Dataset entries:
## begin

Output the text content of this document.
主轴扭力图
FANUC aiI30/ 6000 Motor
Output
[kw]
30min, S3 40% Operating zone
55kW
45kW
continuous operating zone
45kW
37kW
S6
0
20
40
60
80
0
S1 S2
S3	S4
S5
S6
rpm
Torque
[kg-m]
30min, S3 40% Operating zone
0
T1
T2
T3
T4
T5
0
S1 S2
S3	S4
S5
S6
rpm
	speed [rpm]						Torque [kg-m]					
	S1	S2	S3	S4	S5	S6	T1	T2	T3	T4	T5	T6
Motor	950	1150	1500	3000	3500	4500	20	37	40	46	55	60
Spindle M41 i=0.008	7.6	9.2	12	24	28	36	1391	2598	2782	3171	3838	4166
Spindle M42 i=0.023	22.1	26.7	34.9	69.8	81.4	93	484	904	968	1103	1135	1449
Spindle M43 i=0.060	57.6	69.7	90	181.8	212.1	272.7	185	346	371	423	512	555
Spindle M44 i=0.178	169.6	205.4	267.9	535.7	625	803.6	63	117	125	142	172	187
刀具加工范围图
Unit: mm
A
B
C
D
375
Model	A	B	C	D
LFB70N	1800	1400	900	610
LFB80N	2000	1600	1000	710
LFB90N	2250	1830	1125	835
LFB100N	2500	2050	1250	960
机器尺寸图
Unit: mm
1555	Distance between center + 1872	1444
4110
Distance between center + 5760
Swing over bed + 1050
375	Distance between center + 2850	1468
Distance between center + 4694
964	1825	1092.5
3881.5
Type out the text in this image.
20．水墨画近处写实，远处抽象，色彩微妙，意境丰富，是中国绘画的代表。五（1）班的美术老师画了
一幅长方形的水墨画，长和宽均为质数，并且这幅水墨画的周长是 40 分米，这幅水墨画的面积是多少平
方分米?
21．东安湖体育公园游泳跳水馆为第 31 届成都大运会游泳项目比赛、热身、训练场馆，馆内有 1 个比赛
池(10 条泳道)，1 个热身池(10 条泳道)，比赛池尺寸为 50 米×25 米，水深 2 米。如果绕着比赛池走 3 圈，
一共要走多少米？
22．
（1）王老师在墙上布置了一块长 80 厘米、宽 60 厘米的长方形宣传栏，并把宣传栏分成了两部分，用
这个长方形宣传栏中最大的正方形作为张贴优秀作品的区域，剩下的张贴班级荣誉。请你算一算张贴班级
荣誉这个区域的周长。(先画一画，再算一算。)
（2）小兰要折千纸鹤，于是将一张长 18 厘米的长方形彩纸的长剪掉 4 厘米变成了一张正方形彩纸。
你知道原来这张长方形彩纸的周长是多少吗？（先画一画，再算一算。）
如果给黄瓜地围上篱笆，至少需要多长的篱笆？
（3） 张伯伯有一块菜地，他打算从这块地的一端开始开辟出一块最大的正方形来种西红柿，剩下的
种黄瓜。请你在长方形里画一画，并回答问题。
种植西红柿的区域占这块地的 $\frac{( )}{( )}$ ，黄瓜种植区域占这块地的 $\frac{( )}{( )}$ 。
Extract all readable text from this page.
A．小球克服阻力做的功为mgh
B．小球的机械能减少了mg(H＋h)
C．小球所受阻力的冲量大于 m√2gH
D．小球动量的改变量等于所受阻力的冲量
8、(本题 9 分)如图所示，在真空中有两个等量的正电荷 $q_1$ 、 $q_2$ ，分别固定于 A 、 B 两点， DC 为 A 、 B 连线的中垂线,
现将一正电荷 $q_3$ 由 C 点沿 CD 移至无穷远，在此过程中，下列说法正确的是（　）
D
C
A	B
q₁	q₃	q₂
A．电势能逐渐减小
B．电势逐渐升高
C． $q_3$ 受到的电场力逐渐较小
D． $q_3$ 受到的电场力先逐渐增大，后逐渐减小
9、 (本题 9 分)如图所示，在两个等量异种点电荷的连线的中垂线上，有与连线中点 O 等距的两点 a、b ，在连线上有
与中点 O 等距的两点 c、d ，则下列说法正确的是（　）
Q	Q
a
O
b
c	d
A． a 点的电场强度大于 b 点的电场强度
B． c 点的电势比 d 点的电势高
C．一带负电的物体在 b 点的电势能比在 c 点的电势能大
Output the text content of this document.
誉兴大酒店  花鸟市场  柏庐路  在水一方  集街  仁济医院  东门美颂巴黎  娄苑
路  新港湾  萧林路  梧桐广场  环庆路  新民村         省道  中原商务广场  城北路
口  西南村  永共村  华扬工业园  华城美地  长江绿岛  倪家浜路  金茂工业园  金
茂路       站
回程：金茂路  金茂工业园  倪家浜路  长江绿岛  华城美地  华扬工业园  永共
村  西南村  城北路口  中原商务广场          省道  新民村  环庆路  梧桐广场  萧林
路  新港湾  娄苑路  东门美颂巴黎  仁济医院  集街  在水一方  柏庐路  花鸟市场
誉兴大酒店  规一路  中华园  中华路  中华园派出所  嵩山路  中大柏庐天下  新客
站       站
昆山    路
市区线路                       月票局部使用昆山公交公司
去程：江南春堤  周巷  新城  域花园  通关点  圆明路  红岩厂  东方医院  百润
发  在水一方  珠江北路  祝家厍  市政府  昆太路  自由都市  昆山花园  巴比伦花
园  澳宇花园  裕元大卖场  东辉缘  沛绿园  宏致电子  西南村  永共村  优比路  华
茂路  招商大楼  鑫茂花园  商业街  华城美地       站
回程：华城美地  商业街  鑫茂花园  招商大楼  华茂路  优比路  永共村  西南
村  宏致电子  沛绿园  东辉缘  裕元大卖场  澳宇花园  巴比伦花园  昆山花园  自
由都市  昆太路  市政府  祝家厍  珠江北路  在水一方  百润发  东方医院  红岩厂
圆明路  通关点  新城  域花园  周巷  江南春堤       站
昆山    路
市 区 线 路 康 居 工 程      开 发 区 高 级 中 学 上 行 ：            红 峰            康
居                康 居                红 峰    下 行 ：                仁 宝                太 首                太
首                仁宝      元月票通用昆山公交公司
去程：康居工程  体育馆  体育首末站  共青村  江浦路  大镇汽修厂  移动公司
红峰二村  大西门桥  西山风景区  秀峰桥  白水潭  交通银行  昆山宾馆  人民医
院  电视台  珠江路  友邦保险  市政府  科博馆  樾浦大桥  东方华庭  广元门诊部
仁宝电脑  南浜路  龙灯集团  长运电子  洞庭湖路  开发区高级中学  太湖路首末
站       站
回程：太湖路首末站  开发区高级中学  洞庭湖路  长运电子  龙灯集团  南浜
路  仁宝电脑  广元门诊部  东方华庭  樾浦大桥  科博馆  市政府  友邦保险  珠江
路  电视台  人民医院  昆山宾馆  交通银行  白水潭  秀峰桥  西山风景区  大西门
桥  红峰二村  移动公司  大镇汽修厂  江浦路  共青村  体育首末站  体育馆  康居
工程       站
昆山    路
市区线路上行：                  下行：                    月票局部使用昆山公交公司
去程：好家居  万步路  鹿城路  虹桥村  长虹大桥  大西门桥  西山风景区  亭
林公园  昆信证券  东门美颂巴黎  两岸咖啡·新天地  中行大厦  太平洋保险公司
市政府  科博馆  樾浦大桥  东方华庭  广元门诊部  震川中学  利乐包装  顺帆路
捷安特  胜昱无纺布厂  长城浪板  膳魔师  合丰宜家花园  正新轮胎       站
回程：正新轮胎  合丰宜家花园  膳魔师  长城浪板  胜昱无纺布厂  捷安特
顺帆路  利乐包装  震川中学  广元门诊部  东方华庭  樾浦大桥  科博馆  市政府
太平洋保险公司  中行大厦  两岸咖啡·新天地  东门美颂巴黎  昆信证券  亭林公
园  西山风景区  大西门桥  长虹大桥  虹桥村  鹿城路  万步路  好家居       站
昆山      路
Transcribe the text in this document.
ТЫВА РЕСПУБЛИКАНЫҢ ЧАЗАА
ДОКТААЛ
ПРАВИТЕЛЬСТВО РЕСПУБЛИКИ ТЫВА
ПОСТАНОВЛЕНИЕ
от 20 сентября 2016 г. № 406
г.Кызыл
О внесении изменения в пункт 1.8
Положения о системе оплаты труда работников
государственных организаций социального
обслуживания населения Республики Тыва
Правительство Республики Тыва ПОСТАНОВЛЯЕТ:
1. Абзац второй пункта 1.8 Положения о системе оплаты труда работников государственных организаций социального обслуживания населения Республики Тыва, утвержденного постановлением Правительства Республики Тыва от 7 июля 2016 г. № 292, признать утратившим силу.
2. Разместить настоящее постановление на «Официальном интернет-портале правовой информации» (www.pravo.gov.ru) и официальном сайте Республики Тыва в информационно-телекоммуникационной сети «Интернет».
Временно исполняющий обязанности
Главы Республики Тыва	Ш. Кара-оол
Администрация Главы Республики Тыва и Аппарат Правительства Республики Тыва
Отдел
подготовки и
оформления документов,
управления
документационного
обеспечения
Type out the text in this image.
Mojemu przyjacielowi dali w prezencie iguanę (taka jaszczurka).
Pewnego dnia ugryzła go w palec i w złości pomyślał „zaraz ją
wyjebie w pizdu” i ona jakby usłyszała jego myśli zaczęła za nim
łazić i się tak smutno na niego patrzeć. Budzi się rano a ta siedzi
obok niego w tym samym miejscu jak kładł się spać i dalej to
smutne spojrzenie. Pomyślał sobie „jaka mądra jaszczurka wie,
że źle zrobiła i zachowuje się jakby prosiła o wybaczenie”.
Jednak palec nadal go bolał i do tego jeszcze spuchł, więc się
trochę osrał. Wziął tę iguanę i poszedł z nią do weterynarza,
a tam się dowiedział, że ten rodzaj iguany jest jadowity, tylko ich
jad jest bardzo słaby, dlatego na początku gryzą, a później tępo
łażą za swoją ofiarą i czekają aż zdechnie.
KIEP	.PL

## end

> **Written instruction**:
From the records above, pick out and copy each line holding the word "昆山宾馆".

> **Answer to the exercise**:
红峰二村  大西门桥  西山风景区  秀峰桥  白水潭  交通银行  昆山宾馆  人民医
路  电视台  人民医院  昆山宾馆  交通银行  白水潭  秀峰桥  西山风景区  大西门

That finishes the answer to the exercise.